**Your objective**:
Would you transcribe the whole listing exactly, minus its pictures?

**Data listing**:

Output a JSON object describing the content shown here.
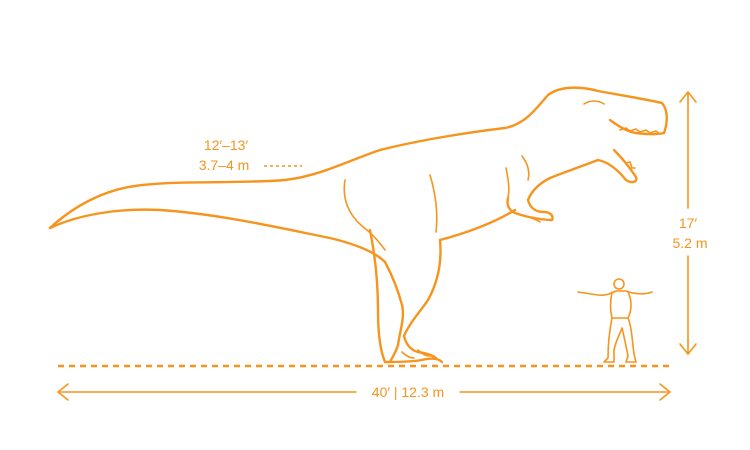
{
  "colors": {
    "accent": "#F7941D",
    "background": "#FFFFFF"
  },
  "annotations": {
    "hip_height_ft": "12′–13′",
    "hip_height_m": "3.7–4 m",
    "total_height_ft": "17′",
    "total_height_m": "5.2 m",
    "length": "40′ | 12.3 m"
  },
  "figures": [
    {
      "icon": "tyrannosaurus-icon"
    },
    {
      "icon": "human-figure-icon"
    }
  ]
}
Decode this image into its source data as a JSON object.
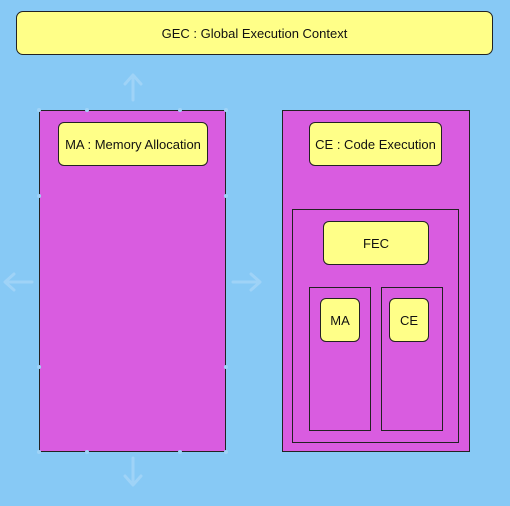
{
  "diagram": {
    "global_context": {
      "label": "GEC : Global Execution Context"
    },
    "memory_allocation": {
      "label": "MA : Memory Allocation"
    },
    "code_execution": {
      "label": "CE : Code Execution"
    },
    "function_context": {
      "label": "FEC",
      "memory_label": "MA",
      "code_label": "CE"
    }
  },
  "colors": {
    "background": "#87c9f5",
    "column_fill": "#d95ce0",
    "label_fill": "#ffff88",
    "selection_handle": "#9fd3f7"
  }
}
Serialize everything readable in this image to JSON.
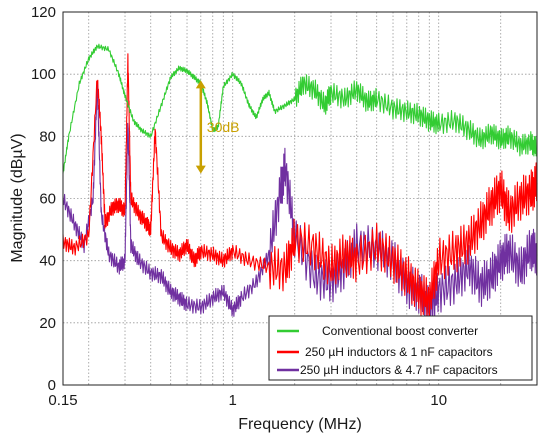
{
  "chart_data": {
    "type": "line",
    "title": "",
    "xlabel": "Frequency (MHz)",
    "ylabel": "Magnitude (dBµV)",
    "xscale": "log",
    "xlim": [
      0.15,
      30
    ],
    "ylim": [
      0,
      120
    ],
    "x_ticks": [
      0.15,
      1,
      10
    ],
    "x_tick_labels": [
      "0.15",
      "1",
      "10"
    ],
    "y_ticks": [
      0,
      20,
      40,
      60,
      80,
      100,
      120
    ],
    "y_tick_labels": [
      "0",
      "20",
      "40",
      "60",
      "80",
      "100",
      "120"
    ],
    "grid": true,
    "legend_position": "bottom-right",
    "annotation": {
      "text": "30dB",
      "x": 0.7,
      "y_top": 98,
      "y_bottom": 68,
      "color": "#c8a000"
    },
    "series": [
      {
        "name": "Conventional boost converter",
        "color": "#33cc33",
        "x": [
          0.15,
          0.16,
          0.18,
          0.2,
          0.22,
          0.25,
          0.28,
          0.3,
          0.33,
          0.36,
          0.4,
          0.45,
          0.5,
          0.55,
          0.6,
          0.65,
          0.7,
          0.75,
          0.8,
          0.85,
          0.9,
          1.0,
          1.1,
          1.2,
          1.3,
          1.4,
          1.5,
          1.6,
          1.8,
          2.0,
          2.2,
          2.5,
          2.8,
          3.0,
          3.5,
          4.0,
          4.5,
          5.0,
          6.0,
          7.0,
          8.0,
          9.0,
          10,
          12,
          14,
          16,
          18,
          20,
          22,
          25,
          28,
          30
        ],
        "y": [
          68,
          80,
          97,
          105,
          109,
          108,
          100,
          93,
          85,
          82,
          80,
          90,
          99,
          102,
          101,
          99,
          97,
          91,
          82,
          83,
          96,
          100,
          97,
          90,
          86,
          92,
          94,
          88,
          90,
          92,
          97,
          95,
          90,
          94,
          92,
          95,
          91,
          92,
          89,
          88,
          87,
          85,
          84,
          85,
          82,
          79,
          81,
          79,
          80,
          77,
          78,
          76
        ]
      },
      {
        "name": "250 µH inductors & 1 nF capacitors",
        "color": "#ff0000",
        "x": [
          0.15,
          0.17,
          0.2,
          0.22,
          0.23,
          0.24,
          0.26,
          0.28,
          0.3,
          0.31,
          0.32,
          0.35,
          0.38,
          0.4,
          0.42,
          0.45,
          0.5,
          0.55,
          0.6,
          0.65,
          0.7,
          0.8,
          0.9,
          1.0,
          1.2,
          1.5,
          1.8,
          2.0,
          2.5,
          3.0,
          3.5,
          4.0,
          5.0,
          6.0,
          7.0,
          8.0,
          9.0,
          10,
          12,
          14,
          16,
          18,
          20,
          22,
          25,
          28,
          30
        ],
        "y": [
          46,
          44,
          48,
          99,
          80,
          52,
          57,
          58,
          56,
          105,
          60,
          55,
          52,
          50,
          82,
          48,
          44,
          42,
          45,
          40,
          43,
          42,
          40,
          43,
          40,
          38,
          37,
          47,
          44,
          38,
          42,
          40,
          45,
          40,
          35,
          30,
          27,
          40,
          43,
          46,
          52,
          58,
          63,
          55,
          60,
          62,
          65
        ]
      },
      {
        "name": "250 µH inductors & 4.7 nF capacitors",
        "color": "#7030a0",
        "x": [
          0.15,
          0.17,
          0.19,
          0.21,
          0.22,
          0.23,
          0.25,
          0.28,
          0.3,
          0.31,
          0.32,
          0.35,
          0.4,
          0.45,
          0.5,
          0.55,
          0.6,
          0.7,
          0.8,
          0.9,
          1.0,
          1.1,
          1.3,
          1.5,
          1.7,
          1.8,
          2.0,
          2.5,
          3.0,
          3.5,
          4.0,
          5.0,
          6.0,
          7.0,
          8.0,
          9.0,
          10,
          12,
          14,
          16,
          18,
          20,
          22,
          25,
          28,
          30
        ],
        "y": [
          60,
          52,
          45,
          60,
          97,
          55,
          42,
          38,
          40,
          85,
          45,
          40,
          36,
          35,
          30,
          28,
          26,
          25,
          28,
          30,
          24,
          28,
          33,
          42,
          62,
          70,
          48,
          35,
          33,
          38,
          45,
          44,
          40,
          32,
          30,
          25,
          30,
          33,
          38,
          32,
          35,
          40,
          43,
          37,
          44,
          42
        ]
      }
    ]
  }
}
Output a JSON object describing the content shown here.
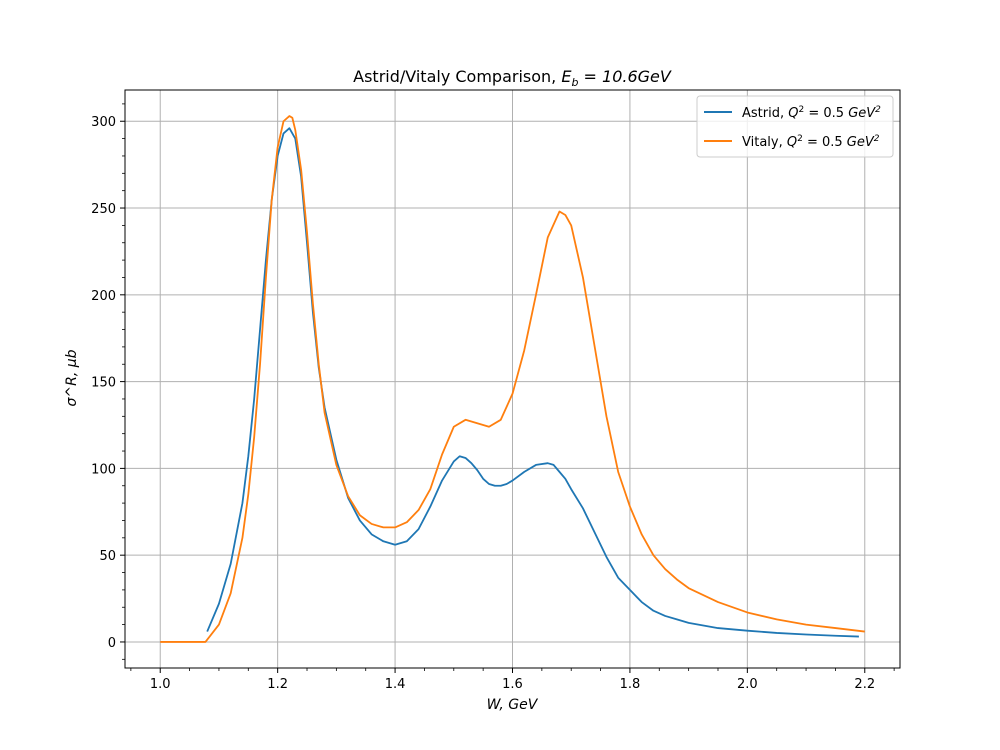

**In response**:
Output a JSON object describing the content shown here.
{
  "colors": {
    "accent": "#F7941D",
    "background": "#FFFFFF"
  },
  "annotations": {
    "hip_height_ft": "12′–13′",
    "hip_height_m": "3.7–4 m",
    "total_height_ft": "17′",
    "total_height_m": "5.2 m",
    "length": "40′ | 12.3 m"
  },
  "figures": [
    {
      "icon": "tyrannosaurus-icon"
    },
    {
      "icon": "human-figure-icon"
    }
  ]
}
Decode this image into its source data as a JSON object.
{
  "diagram": {
    "global_context": {
      "label": "GEC : Global Execution Context"
    },
    "memory_allocation": {
      "label": "MA : Memory Allocation"
    },
    "code_execution": {
      "label": "CE : Code Execution"
    },
    "function_context": {
      "label": "FEC",
      "memory_label": "MA",
      "code_label": "CE"
    }
  },
  "colors": {
    "background": "#87c9f5",
    "column_fill": "#d95ce0",
    "label_fill": "#ffff88",
    "selection_handle": "#9fd3f7"
  }
}
Serialize everything readable in this image to JSON.
{
  "chart_data": {
    "type": "line",
    "title": "",
    "xlabel": "Frequency (MHz)",
    "ylabel": "Magnitude (dBµV)",
    "xscale": "log",
    "xlim": [
      0.15,
      30
    ],
    "ylim": [
      0,
      120
    ],
    "x_ticks": [
      0.15,
      1,
      10
    ],
    "x_tick_labels": [
      "0.15",
      "1",
      "10"
    ],
    "y_ticks": [
      0,
      20,
      40,
      60,
      80,
      100,
      120
    ],
    "y_tick_labels": [
      "0",
      "20",
      "40",
      "60",
      "80",
      "100",
      "120"
    ],
    "grid": true,
    "legend_position": "bottom-right",
    "annotation": {
      "text": "30dB",
      "x": 0.7,
      "y_top": 98,
      "y_bottom": 68,
      "color": "#c8a000"
    },
    "series": [
      {
        "name": "Conventional boost converter",
        "color": "#33cc33",
        "x": [
          0.15,
          0.16,
          0.18,
          0.2,
          0.22,
          0.25,
          0.28,
          0.3,
          0.33,
          0.36,
          0.4,
          0.45,
          0.5,
          0.55,
          0.6,
          0.65,
          0.7,
          0.75,
          0.8,
          0.85,
          0.9,
          1.0,
          1.1,
          1.2,
          1.3,
          1.4,
          1.5,
          1.6,
          1.8,
          2.0,
          2.2,
          2.5,
          2.8,
          3.0,
          3.5,
          4.0,
          4.5,
          5.0,
          6.0,
          7.0,
          8.0,
          9.0,
          10,
          12,
          14,
          16,
          18,
          20,
          22,
          25,
          28,
          30
        ],
        "y": [
          68,
          80,
          97,
          105,
          109,
          108,
          100,
          93,
          85,
          82,
          80,
          90,
          99,
          102,
          101,
          99,
          97,
          91,
          82,
          83,
          96,
          100,
          97,
          90,
          86,
          92,
          94,
          88,
          90,
          92,
          97,
          95,
          90,
          94,
          92,
          95,
          91,
          92,
          89,
          88,
          87,
          85,
          84,
          85,
          82,
          79,
          81,
          79,
          80,
          77,
          78,
          76
        ]
      },
      {
        "name": "250 µH inductors & 1 nF capacitors",
        "color": "#ff0000",
        "x": [
          0.15,
          0.17,
          0.2,
          0.22,
          0.23,
          0.24,
          0.26,
          0.28,
          0.3,
          0.31,
          0.32,
          0.35,
          0.38,
          0.4,
          0.42,
          0.45,
          0.5,
          0.55,
          0.6,
          0.65,
          0.7,
          0.8,
          0.9,
          1.0,
          1.2,
          1.5,
          1.8,
          2.0,
          2.5,
          3.0,
          3.5,
          4.0,
          5.0,
          6.0,
          7.0,
          8.0,
          9.0,
          10,
          12,
          14,
          16,
          18,
          20,
          22,
          25,
          28,
          30
        ],
        "y": [
          46,
          44,
          48,
          99,
          80,
          52,
          57,
          58,
          56,
          105,
          60,
          55,
          52,
          50,
          82,
          48,
          44,
          42,
          45,
          40,
          43,
          42,
          40,
          43,
          40,
          38,
          37,
          47,
          44,
          38,
          42,
          40,
          45,
          40,
          35,
          30,
          27,
          40,
          43,
          46,
          52,
          58,
          63,
          55,
          60,
          62,
          65
        ]
      },
      {
        "name": "250 µH inductors & 4.7 nF capacitors",
        "color": "#7030a0",
        "x": [
          0.15,
          0.17,
          0.19,
          0.21,
          0.22,
          0.23,
          0.25,
          0.28,
          0.3,
          0.31,
          0.32,
          0.35,
          0.4,
          0.45,
          0.5,
          0.55,
          0.6,
          0.7,
          0.8,
          0.9,
          1.0,
          1.1,
          1.3,
          1.5,
          1.7,
          1.8,
          2.0,
          2.5,
          3.0,
          3.5,
          4.0,
          5.0,
          6.0,
          7.0,
          8.0,
          9.0,
          10,
          12,
          14,
          16,
          18,
          20,
          22,
          25,
          28,
          30
        ],
        "y": [
          60,
          52,
          45,
          60,
          97,
          55,
          42,
          38,
          40,
          85,
          45,
          40,
          36,
          35,
          30,
          28,
          26,
          25,
          28,
          30,
          24,
          28,
          33,
          42,
          62,
          70,
          48,
          35,
          33,
          38,
          45,
          44,
          40,
          32,
          30,
          25,
          30,
          33,
          38,
          32,
          35,
          40,
          43,
          37,
          44,
          42
        ]
      }
    ]
  }
}
Output a JSON object describing the content shown here.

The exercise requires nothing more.